> [Page text]
Post # 1
Did you learn your SO’s native language? If so, how long did it take to learn and how much of an effort did you put in? Are you fluent enough now to understand his/her family when they converse with each other, or only when they talk slowly to you?
Post # 2
They speak Hindi. No I haven’t bothered to learn. Been together 2.5 years. Picked up some basic words.
Sometimes I think I should learn. I don’t like not knowing what they are talking about.
We all speak English so that makes it easy for me.
Post # 3
My husband HATED afrikaans in high school and almost failed the subject. Then met me… My family speaks afrikaans lol. He has made a great effort to learn though and is getting a lot better, but isn’t fluent. My family do speak slower around him though, and sometimes translate so he can follow.
Post # 4
We I was already relatively fluent in his language before we started dating as I live in his country. he spoke English but struggled with british english at first, and me speaking with my natural accent was out of the question!
I have no problem with his family but his Dad sometimes speaks slowly because he can’t wrap his head around a foreigner speaking their language.
My family never slowed down because they didn’t realise he wasn’t following and were so excited to meet him. (if anything they sped up and used our local dialect! but SO got along great with everyone and i just help when he needs it!)
Post # 5
I’m English and my husband is Thai. When I met him I couldn’t speak a word of Thai but he could speak English. A few years later and my Thai is still quite basic but if I pay attention I can understand the gist of conversations, but I don’t like to speak it myself because I get nervous and feel stupid if people don’t understand me. He always tells people ‘she understands but won’t speak’. I’ve never had any lessons but I will make myself at some point because it’s embarassing being here so long and not being as good as I should be – but it’s very difficult with it being tonal, and a different alphabet to learn for reading/writing. Also we live in the south which has a different dialect – it’s faster and they shorten words and sentences so it’s not the same as what is in ‘Learn Thai’ books. On the other hand, my partner’s English has improved a lot and his grammar has become much better.
Post # 6
akshali2000 : my hubby is Dutch and we currently live in NL. As a Russian i have to learn Dutch if I want my residence permit to be extended. I am making an effort but damn it is tough!

> [Extracted information]

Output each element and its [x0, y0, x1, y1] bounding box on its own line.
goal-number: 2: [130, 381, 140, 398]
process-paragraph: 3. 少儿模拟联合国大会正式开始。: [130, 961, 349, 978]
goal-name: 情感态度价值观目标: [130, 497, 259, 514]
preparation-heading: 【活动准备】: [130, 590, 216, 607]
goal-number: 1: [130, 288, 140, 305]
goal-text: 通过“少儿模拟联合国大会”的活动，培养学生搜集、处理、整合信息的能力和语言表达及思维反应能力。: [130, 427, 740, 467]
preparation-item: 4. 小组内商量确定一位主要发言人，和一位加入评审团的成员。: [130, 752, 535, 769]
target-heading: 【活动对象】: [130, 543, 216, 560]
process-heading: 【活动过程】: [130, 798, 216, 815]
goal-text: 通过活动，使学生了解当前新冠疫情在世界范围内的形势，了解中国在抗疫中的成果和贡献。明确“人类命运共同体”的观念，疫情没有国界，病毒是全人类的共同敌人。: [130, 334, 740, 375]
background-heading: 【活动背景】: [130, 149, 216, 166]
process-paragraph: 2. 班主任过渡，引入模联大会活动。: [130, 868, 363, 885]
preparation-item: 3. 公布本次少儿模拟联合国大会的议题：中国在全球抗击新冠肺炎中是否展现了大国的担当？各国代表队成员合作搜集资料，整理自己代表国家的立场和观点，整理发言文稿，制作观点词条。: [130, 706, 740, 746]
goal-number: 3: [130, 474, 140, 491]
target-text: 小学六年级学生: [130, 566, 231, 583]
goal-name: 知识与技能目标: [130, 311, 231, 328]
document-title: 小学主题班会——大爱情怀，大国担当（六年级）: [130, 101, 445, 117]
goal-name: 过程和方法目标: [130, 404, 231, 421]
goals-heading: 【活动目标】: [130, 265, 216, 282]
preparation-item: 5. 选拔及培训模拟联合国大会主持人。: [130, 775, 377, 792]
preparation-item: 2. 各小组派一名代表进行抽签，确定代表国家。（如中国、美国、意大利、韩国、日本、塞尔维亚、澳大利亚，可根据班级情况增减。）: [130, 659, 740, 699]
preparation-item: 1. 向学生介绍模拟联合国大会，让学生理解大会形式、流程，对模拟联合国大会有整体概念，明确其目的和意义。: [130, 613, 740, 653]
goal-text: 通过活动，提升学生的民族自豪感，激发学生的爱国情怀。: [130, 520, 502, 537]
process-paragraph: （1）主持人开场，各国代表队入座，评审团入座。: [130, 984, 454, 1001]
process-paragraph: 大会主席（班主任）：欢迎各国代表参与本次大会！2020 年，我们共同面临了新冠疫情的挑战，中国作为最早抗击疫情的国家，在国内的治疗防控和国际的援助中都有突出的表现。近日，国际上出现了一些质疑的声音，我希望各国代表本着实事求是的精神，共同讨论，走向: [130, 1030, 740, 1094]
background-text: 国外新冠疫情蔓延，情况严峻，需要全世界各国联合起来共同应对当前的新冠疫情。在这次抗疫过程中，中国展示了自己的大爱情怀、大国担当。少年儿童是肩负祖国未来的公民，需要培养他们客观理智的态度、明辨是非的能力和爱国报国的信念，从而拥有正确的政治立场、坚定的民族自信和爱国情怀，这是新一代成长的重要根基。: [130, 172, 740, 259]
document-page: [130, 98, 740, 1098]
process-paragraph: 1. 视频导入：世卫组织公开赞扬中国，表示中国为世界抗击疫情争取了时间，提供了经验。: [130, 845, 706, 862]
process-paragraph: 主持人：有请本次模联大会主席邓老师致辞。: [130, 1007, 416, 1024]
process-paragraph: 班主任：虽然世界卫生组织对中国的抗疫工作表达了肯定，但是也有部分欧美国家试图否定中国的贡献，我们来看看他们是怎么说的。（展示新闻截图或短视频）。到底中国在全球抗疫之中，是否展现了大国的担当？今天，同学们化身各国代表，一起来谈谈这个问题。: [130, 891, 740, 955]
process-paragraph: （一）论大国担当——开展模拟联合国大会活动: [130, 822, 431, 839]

> [What this exercise asks]
a) Copy the forum thread on learning a partner's language, everything from "We all speak" down to "of the question!".
b) Update the entries from the very first line down through the line containing "984, 454, 1001]" by changing "preparation-item" to "setup-item" and leaving all else as it is. Return only those lines.

> [Answers to each task]
a)
We all speak English so that makes it easy for me.
Post # 3
My husband HATED afrikaans in high school and almost failed the subject. Then met me… My family speaks afrikaans lol. He has made a great effort to learn though and is getting a lot better, but isn’t fluent. My family do speak slower around him though, and sometimes translate so he can follow.
Post # 4
We I was already relatively fluent in his language before we started dating as I live in his country. he spoke English but struggled with british english at first, and me speaking with my natural accent was out of the question!

b)
Output each element and its [x0, y0, x1, y1] bounding box on its own line.
goal-number: 2: [130, 381, 140, 398]
process-paragraph: 3. 少儿模拟联合国大会正式开始。: [130, 961, 349, 978]
goal-name: 情感态度价值观目标: [130, 497, 259, 514]
preparation-heading: 【活动准备】: [130, 590, 216, 607]
goal-number: 1: [130, 288, 140, 305]
goal-text: 通过“少儿模拟联合国大会”的活动，培养学生搜集、处理、整合信息的能力和语言表达及思维反应能力。: [130, 427, 740, 467]
setup-item: 4. 小组内商量确定一位主要发言人，和一位加入评审团的成员。: [130, 752, 535, 769]
target-heading: 【活动对象】: [130, 543, 216, 560]
process-heading: 【活动过程】: [130, 798, 216, 815]
goal-text: 通过活动，使学生了解当前新冠疫情在世界范围内的形势，了解中国在抗疫中的成果和贡献。明确“人类命运共同体”的观念，疫情没有国界，病毒是全人类的共同敌人。: [130, 334, 740, 375]
background-heading: 【活动背景】: [130, 149, 216, 166]
process-paragraph: 2. 班主任过渡，引入模联大会活动。: [130, 868, 363, 885]
setup-item: 3. 公布本次少儿模拟联合国大会的议题：中国在全球抗击新冠肺炎中是否展现了大国的担当？各国代表队成员合作搜集资料，整理自己代表国家的立场和观点，整理发言文稿，制作观点词条。: [130, 706, 740, 746]
goal-number: 3: [130, 474, 140, 491]
target-text: 小学六年级学生: [130, 566, 231, 583]
goal-name: 知识与技能目标: [130, 311, 231, 328]
document-title: 小学主题班会——大爱情怀，大国担当（六年级）: [130, 101, 445, 117]
goal-name: 过程和方法目标: [130, 404, 231, 421]
goals-heading: 【活动目标】: [130, 265, 216, 282]
setup-item: 5. 选拔及培训模拟联合国大会主持人。: [130, 775, 377, 792]
setup-item: 2. 各小组派一名代表进行抽签，确定代表国家。（如中国、美国、意大利、韩国、日本、塞尔维亚、澳大利亚，可根据班级情况增减。）: [130, 659, 740, 699]
setup-item: 1. 向学生介绍模拟联合国大会，让学生理解大会形式、流程，对模拟联合国大会有整体概念，明确其目的和意义。: [130, 613, 740, 653]
goal-text: 通过活动，提升学生的民族自豪感，激发学生的爱国情怀。: [130, 520, 502, 537]
process-paragraph: （1）主持人开场，各国代表队入座，评审团入座。: [130, 984, 454, 1001]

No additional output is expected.